▶ [WRITTEN EXERCISE]: Reproduce the listing below exactly. Pictures do not belong in the copy.

▶ [DATA SUPPLIED]:
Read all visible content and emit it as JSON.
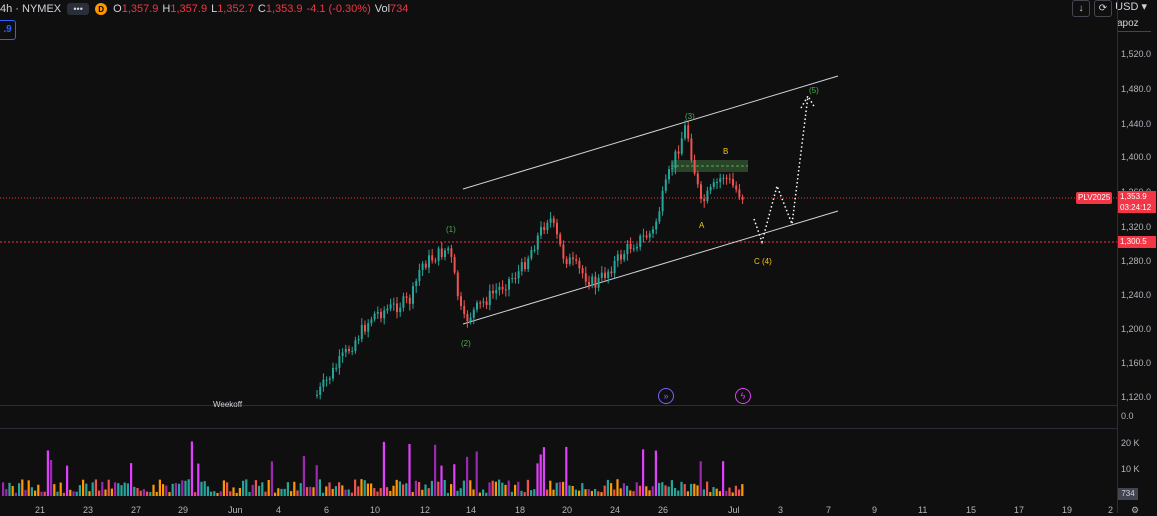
{
  "header": {
    "symbol": "4h · NYMEX",
    "dots": "•••",
    "badge": "D",
    "o_label": "O",
    "o": "1,357.9",
    "h_label": "H",
    "h": "1,357.9",
    "l_label": "L",
    "l": "1,352.7",
    "c_label": "C",
    "c": "1,353.9",
    "change": "-4.1 (-0.30%)",
    "vol_label": "Vol",
    "vol": "734"
  },
  "indicator_chip": ".9",
  "top_buttons": {
    "download_icon": "↓",
    "refresh_icon": "⟳",
    "maximize_icon": "▢"
  },
  "currency": "USD",
  "currency_chevron": "▾",
  "scale_name": "apoz",
  "y_axis": [
    "1,520.0",
    "1,480.0",
    "1,440.0",
    "1,400.0",
    "1,360.0",
    "1,320.0",
    "1,280.0",
    "1,240.0",
    "1,200.0",
    "1,160.0",
    "1,120.0"
  ],
  "x_axis": [
    "21",
    "23",
    "27",
    "29",
    "Jun",
    "4",
    "6",
    "10",
    "12",
    "14",
    "18",
    "20",
    "24",
    "26",
    "Jul",
    "3",
    "7",
    "9",
    "11",
    "15",
    "17",
    "19",
    "2"
  ],
  "price_tags": {
    "symbol_tag": "PLV2025",
    "last_price": "1,353.9",
    "countdown": "03:24:12",
    "level": "1,300.5"
  },
  "volume_axis": {
    "zero": "0.0",
    "20k": "20 K",
    "10k": "10 K",
    "current": "734"
  },
  "wave_labels": {
    "w1": "(1)",
    "w2": "(2)",
    "w3": "(3)",
    "w4": "C (4)",
    "w5": "(5)",
    "a": "A",
    "b": "B"
  },
  "partial_label": "Weekoff",
  "settings_icon": "⚙",
  "colors": {
    "up": "#26a69a",
    "down": "#ef5350",
    "wave": "#4caf50",
    "abc": "#f5c518",
    "channel": "#d1d4dc",
    "level": "#f23645",
    "vol_purple": "#9c27b0",
    "vol_orange": "#ff9800"
  }
}
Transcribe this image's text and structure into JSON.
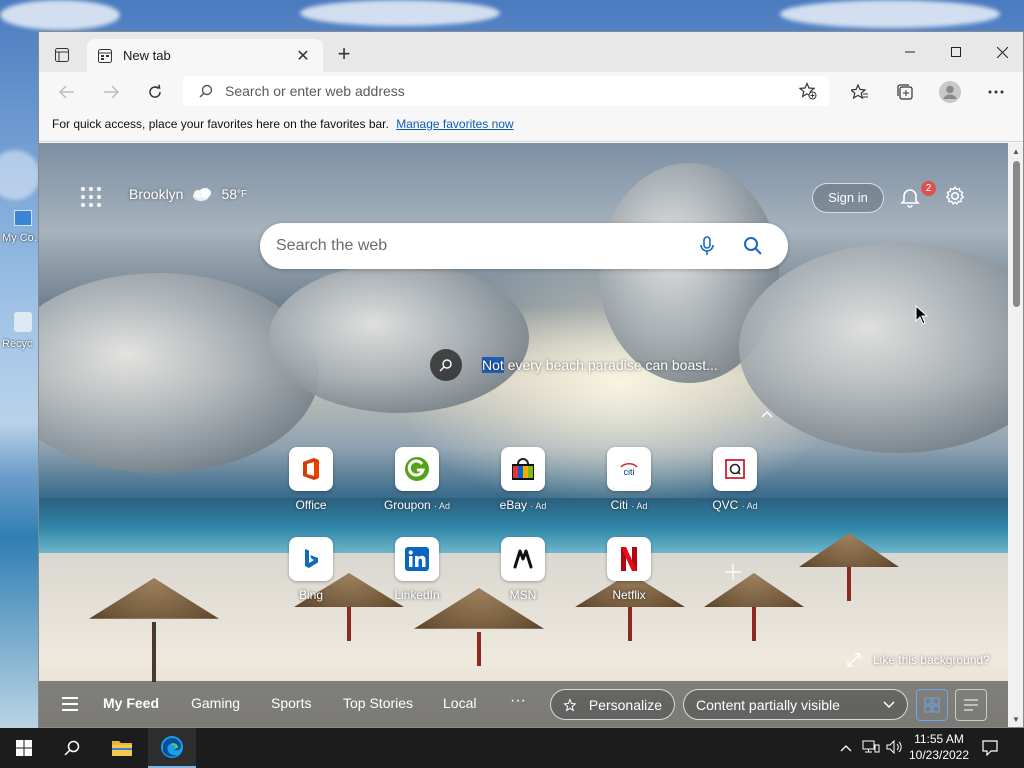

▶ [RESULT OF THIS TASK]:
Read all visible content and emit it as JSON.
{
  "header": {
    "symbol": "4h · NYMEX",
    "dots": "•••",
    "badge": "D",
    "o_label": "O",
    "o": "1,357.9",
    "h_label": "H",
    "h": "1,357.9",
    "l_label": "L",
    "l": "1,352.7",
    "c_label": "C",
    "c": "1,353.9",
    "change": "-4.1 (-0.30%)",
    "vol_label": "Vol",
    "vol": "734"
  },
  "indicator_chip": ".9",
  "top_buttons": {
    "download_icon": "↓",
    "refresh_icon": "⟳",
    "maximize_icon": "▢"
  },
  "currency": "USD",
  "currency_chevron": "▾",
  "scale_name": "apoz",
  "y_axis": [
    "1,520.0",
    "1,480.0",
    "1,440.0",
    "1,400.0",
    "1,360.0",
    "1,320.0",
    "1,280.0",
    "1,240.0",
    "1,200.0",
    "1,160.0",
    "1,120.0"
  ],
  "x_axis": [
    "21",
    "23",
    "27",
    "29",
    "Jun",
    "4",
    "6",
    "10",
    "12",
    "14",
    "18",
    "20",
    "24",
    "26",
    "Jul",
    "3",
    "7",
    "9",
    "11",
    "15",
    "17",
    "19",
    "2"
  ],
  "price_tags": {
    "symbol_tag": "PLV2025",
    "last_price": "1,353.9",
    "countdown": "03:24:12",
    "level": "1,300.5"
  },
  "volume_axis": {
    "zero": "0.0",
    "20k": "20 K",
    "10k": "10 K",
    "current": "734"
  },
  "wave_labels": {
    "w1": "(1)",
    "w2": "(2)",
    "w3": "(3)",
    "w4": "C (4)",
    "w5": "(5)",
    "a": "A",
    "b": "B"
  },
  "partial_label": "Weekoff",
  "settings_icon": "⚙",
  "colors": {
    "up": "#26a69a",
    "down": "#ef5350",
    "wave": "#4caf50",
    "abc": "#f5c518",
    "channel": "#d1d4dc",
    "level": "#f23645",
    "vol_purple": "#9c27b0",
    "vol_orange": "#ff9800"
  }
}
Transcribe this image's text and structure into JSON.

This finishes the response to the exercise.